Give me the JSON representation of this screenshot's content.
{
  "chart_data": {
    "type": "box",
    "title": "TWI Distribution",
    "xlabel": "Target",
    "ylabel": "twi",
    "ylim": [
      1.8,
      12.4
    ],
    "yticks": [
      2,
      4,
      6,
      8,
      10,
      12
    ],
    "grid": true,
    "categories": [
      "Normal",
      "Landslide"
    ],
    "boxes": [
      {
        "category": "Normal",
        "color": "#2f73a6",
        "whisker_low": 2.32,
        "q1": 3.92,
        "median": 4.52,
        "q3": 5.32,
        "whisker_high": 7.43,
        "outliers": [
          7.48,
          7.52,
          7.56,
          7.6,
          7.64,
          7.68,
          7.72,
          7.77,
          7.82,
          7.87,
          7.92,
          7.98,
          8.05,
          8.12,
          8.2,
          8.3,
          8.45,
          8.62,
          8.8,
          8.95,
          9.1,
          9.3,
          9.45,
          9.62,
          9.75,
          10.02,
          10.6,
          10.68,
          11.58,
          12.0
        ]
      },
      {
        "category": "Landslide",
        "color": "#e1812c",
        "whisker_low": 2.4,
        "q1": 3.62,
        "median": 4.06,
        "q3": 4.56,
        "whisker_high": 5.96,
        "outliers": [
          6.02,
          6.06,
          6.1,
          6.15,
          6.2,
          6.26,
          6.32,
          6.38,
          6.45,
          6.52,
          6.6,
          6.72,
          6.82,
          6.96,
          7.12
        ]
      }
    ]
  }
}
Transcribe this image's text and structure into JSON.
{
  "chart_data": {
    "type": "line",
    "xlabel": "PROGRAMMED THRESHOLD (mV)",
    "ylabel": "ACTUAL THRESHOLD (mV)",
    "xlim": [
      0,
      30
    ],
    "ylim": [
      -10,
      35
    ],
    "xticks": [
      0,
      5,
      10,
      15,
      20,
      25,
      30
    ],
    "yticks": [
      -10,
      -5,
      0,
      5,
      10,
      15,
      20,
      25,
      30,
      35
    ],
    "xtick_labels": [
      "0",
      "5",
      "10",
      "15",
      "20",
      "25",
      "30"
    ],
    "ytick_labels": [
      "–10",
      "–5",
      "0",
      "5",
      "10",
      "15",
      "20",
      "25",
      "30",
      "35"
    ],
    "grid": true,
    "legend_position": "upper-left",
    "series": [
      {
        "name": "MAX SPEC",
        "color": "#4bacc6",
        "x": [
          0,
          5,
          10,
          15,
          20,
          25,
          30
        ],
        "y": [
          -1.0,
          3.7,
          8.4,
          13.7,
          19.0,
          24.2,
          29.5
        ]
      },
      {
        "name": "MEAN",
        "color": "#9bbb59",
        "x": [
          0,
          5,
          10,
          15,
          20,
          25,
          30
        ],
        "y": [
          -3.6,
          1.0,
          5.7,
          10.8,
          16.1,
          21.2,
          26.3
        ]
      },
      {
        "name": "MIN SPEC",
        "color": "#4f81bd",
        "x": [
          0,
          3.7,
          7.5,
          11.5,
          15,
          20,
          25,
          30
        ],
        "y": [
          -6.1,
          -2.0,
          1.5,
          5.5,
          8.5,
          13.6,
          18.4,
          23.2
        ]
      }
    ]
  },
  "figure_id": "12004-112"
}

• _WHAT THE EXERCISE ASKS_: The full set of records should be duplicated exactly.

• _RESULT BELOW_:
Give me the JSON representation of this screenshot's content.
{
  "chart_data": {
    "type": "box",
    "title": "TWI Distribution",
    "xlabel": "Target",
    "ylabel": "twi",
    "ylim": [
      1.8,
      12.4
    ],
    "yticks": [
      2,
      4,
      6,
      8,
      10,
      12
    ],
    "grid": true,
    "categories": [
      "Normal",
      "Landslide"
    ],
    "boxes": [
      {
        "category": "Normal",
        "color": "#2f73a6",
        "whisker_low": 2.32,
        "q1": 3.92,
        "median": 4.52,
        "q3": 5.32,
        "whisker_high": 7.43,
        "outliers": [
          7.48,
          7.52,
          7.56,
          7.6,
          7.64,
          7.68,
          7.72,
          7.77,
          7.82,
          7.87,
          7.92,
          7.98,
          8.05,
          8.12,
          8.2,
          8.3,
          8.45,
          8.62,
          8.8,
          8.95,
          9.1,
          9.3,
          9.45,
          9.62,
          9.75,
          10.02,
          10.6,
          10.68,
          11.58,
          12.0
        ]
      },
      {
        "category": "Landslide",
        "color": "#e1812c",
        "whisker_low": 2.4,
        "q1": 3.62,
        "median": 4.06,
        "q3": 4.56,
        "whisker_high": 5.96,
        "outliers": [
          6.02,
          6.06,
          6.1,
          6.15,
          6.2,
          6.26,
          6.32,
          6.38,
          6.45,
          6.52,
          6.6,
          6.72,
          6.82,
          6.96,
          7.12
        ]
      }
    ]
  }
}
Transcribe this image's text and structure into JSON.
{
  "chart_data": {
    "type": "line",
    "xlabel": "PROGRAMMED THRESHOLD (mV)",
    "ylabel": "ACTUAL THRESHOLD (mV)",
    "xlim": [
      0,
      30
    ],
    "ylim": [
      -10,
      35
    ],
    "xticks": [
      0,
      5,
      10,
      15,
      20,
      25,
      30
    ],
    "yticks": [
      -10,
      -5,
      0,
      5,
      10,
      15,
      20,
      25,
      30,
      35
    ],
    "xtick_labels": [
      "0",
      "5",
      "10",
      "15",
      "20",
      "25",
      "30"
    ],
    "ytick_labels": [
      "–10",
      "–5",
      "0",
      "5",
      "10",
      "15",
      "20",
      "25",
      "30",
      "35"
    ],
    "grid": true,
    "legend_position": "upper-left",
    "series": [
      {
        "name": "MAX SPEC",
        "color": "#4bacc6",
        "x": [
          0,
          5,
          10,
          15,
          20,
          25,
          30
        ],
        "y": [
          -1.0,
          3.7,
          8.4,
          13.7,
          19.0,
          24.2,
          29.5
        ]
      },
      {
        "name": "MEAN",
        "color": "#9bbb59",
        "x": [
          0,
          5,
          10,
          15,
          20,
          25,
          30
        ],
        "y": [
          -3.6,
          1.0,
          5.7,
          10.8,
          16.1,
          21.2,
          26.3
        ]
      },
      {
        "name": "MIN SPEC",
        "color": "#4f81bd",
        "x": [
          0,
          3.7,
          7.5,
          11.5,
          15,
          20,
          25,
          30
        ],
        "y": [
          -6.1,
          -2.0,
          1.5,
          5.5,
          8.5,
          13.6,
          18.4,
          23.2
        ]
      }
    ]
  },
  "figure_id": "12004-112"
}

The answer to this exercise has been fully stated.